In the entries that follow, find the word "items" and report each line it is on.

○ ○ ○ ○ ○

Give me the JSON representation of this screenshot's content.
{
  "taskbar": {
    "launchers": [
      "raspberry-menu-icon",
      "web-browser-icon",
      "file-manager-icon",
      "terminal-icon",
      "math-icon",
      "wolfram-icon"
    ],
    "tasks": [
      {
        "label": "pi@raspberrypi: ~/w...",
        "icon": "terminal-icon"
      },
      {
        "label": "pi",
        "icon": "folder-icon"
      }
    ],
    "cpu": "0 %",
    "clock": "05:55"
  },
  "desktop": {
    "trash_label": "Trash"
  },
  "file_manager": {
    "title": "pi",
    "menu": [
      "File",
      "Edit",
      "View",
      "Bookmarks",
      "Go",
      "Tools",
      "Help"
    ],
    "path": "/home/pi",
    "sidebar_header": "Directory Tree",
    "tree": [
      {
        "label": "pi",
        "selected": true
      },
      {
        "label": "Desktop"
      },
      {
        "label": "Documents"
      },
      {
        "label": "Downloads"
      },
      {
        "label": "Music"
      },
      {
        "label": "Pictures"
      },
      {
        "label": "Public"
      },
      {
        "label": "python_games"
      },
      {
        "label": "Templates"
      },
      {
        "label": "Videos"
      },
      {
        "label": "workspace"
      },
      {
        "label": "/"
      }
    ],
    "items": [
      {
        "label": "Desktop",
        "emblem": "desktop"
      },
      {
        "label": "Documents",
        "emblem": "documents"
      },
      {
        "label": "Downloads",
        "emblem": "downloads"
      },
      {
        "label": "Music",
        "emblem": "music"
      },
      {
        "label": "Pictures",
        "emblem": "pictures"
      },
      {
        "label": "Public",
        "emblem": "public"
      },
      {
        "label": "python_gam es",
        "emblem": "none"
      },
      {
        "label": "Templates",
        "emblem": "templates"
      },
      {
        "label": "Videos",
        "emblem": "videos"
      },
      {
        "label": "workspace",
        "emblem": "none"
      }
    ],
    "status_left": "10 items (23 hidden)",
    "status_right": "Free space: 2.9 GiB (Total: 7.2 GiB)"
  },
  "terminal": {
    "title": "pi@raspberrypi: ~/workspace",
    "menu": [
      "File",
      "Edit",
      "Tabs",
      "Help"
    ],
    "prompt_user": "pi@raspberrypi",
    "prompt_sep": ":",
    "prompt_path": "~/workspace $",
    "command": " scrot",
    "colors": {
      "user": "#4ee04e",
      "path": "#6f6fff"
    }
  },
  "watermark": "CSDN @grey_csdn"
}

○ ○ ○ ○ ○

▶ [Correct output]:
    "items": [
    "status_left": "10 items (23 hidden)",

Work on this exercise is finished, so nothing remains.